◆ Records to process
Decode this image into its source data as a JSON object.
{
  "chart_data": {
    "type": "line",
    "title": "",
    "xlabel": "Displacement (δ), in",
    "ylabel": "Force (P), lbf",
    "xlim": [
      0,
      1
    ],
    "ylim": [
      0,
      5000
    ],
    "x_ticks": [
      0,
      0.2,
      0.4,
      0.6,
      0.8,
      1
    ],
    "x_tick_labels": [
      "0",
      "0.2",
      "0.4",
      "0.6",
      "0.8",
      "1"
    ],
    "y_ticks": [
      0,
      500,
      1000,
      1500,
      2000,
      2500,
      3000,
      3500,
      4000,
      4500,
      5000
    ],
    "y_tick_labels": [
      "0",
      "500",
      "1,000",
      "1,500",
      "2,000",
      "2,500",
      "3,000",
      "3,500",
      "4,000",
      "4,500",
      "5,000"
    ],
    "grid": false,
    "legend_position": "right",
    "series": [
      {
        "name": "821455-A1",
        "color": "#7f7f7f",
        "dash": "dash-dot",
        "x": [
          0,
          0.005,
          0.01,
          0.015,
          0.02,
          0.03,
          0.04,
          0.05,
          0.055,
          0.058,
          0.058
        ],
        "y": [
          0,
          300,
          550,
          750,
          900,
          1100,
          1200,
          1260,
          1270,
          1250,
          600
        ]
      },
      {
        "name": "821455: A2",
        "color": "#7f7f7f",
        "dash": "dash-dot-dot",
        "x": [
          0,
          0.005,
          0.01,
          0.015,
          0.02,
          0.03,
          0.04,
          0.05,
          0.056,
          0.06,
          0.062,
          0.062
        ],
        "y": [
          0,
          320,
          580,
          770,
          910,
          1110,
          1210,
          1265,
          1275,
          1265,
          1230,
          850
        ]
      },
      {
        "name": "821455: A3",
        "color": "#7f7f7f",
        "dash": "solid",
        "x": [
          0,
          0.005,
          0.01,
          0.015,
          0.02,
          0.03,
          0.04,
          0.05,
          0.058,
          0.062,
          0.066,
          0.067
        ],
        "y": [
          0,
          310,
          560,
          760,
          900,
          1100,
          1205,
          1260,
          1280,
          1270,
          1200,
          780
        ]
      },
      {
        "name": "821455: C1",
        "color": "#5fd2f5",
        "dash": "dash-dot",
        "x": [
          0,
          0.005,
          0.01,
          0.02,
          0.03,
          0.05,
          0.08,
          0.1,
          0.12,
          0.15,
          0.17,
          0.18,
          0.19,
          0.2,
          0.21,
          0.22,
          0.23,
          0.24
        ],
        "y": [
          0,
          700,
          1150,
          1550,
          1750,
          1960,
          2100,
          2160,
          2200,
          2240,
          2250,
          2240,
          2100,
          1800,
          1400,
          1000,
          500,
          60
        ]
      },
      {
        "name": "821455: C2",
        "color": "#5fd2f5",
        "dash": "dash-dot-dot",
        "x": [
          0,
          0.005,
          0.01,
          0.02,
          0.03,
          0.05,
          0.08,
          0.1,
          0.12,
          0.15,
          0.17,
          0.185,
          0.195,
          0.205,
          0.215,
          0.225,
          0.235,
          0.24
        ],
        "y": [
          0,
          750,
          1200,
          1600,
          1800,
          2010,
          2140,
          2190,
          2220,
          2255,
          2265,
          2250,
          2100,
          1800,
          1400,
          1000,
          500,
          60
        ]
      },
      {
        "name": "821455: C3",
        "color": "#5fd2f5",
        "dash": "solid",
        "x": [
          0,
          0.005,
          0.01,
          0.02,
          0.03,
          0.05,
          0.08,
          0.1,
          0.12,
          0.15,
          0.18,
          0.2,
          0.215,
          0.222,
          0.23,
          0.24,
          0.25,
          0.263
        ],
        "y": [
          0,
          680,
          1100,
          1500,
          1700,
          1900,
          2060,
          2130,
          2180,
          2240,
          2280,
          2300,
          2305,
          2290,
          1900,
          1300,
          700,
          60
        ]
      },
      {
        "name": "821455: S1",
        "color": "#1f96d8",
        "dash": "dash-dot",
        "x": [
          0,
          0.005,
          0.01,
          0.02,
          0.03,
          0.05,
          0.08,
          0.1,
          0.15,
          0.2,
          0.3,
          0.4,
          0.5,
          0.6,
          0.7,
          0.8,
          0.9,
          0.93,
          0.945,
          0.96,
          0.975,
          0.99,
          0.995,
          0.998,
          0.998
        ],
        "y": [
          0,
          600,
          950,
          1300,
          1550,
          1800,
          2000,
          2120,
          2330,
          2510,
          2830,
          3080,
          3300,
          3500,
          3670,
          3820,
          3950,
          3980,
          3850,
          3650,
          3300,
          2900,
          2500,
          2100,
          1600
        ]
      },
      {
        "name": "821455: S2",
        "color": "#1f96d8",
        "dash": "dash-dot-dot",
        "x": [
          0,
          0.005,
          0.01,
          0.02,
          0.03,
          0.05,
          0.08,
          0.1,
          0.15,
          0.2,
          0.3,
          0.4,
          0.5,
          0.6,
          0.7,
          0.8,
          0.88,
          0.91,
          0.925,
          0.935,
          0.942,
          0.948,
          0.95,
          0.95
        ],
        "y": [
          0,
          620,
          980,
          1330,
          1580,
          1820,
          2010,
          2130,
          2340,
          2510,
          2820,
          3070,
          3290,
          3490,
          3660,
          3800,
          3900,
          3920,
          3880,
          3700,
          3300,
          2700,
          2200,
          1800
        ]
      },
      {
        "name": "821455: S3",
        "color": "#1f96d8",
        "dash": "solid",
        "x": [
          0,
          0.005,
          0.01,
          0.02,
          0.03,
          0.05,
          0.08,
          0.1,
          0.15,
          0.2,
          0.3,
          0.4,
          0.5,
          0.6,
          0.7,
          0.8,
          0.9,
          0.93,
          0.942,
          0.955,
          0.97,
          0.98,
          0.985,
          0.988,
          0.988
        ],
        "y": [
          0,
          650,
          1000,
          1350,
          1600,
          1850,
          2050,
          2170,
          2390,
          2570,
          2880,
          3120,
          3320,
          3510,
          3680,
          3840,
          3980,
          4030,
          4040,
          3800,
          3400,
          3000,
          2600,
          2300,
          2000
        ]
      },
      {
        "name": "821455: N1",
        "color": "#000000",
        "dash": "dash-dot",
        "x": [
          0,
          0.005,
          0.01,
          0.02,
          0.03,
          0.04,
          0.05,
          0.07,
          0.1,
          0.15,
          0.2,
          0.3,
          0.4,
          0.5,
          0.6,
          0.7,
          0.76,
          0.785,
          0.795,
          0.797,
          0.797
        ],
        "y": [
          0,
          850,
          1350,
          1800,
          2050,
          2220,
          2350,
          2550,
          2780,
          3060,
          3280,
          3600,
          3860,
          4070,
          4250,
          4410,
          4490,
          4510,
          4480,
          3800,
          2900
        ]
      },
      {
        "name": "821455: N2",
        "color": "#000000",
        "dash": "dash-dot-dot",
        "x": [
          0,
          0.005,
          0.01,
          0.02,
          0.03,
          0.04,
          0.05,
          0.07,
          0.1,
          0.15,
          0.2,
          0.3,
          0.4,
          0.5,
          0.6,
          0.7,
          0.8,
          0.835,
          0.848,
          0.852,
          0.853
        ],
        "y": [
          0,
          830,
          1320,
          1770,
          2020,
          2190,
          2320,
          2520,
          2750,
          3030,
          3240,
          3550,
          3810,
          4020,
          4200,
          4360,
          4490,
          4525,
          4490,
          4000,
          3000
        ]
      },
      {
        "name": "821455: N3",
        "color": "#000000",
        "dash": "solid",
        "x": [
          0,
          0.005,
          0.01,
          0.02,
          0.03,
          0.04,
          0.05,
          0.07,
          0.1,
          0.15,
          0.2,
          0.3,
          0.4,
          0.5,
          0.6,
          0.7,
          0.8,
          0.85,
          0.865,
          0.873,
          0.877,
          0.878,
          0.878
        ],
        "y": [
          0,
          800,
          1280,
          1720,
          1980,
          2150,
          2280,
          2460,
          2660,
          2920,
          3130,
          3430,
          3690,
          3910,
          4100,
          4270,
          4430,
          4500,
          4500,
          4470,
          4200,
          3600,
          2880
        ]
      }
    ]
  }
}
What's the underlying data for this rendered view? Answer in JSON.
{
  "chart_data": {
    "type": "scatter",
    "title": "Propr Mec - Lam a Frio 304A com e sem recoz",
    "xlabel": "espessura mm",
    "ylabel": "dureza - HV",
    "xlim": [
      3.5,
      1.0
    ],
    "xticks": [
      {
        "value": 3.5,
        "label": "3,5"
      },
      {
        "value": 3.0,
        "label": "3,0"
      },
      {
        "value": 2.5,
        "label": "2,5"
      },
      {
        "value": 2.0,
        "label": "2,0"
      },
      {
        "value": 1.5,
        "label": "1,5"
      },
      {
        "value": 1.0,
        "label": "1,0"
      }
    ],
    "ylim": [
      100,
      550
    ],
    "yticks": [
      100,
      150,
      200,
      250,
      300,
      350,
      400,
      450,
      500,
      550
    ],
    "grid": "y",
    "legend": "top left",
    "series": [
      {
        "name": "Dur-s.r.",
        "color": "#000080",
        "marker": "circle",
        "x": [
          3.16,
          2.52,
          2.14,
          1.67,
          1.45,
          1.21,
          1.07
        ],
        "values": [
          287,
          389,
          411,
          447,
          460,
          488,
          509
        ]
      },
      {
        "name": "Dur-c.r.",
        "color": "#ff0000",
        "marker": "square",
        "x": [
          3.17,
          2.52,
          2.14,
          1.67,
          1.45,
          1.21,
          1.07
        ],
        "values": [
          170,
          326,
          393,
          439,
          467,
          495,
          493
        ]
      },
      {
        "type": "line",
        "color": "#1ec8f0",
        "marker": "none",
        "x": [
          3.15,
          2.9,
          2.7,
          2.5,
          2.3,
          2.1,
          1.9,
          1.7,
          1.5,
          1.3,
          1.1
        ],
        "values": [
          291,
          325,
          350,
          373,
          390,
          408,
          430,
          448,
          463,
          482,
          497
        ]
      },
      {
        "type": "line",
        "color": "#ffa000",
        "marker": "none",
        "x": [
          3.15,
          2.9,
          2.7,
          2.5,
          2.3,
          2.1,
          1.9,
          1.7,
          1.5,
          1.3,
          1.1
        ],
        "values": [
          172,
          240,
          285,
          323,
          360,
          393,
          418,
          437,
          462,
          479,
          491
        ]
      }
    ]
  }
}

◆ Required work
Go through the material and select each line with the string "marker" in it.

◆ Task solution
        "marker": "circle",
        "marker": "square",
        "marker": "none",
        "marker": "none",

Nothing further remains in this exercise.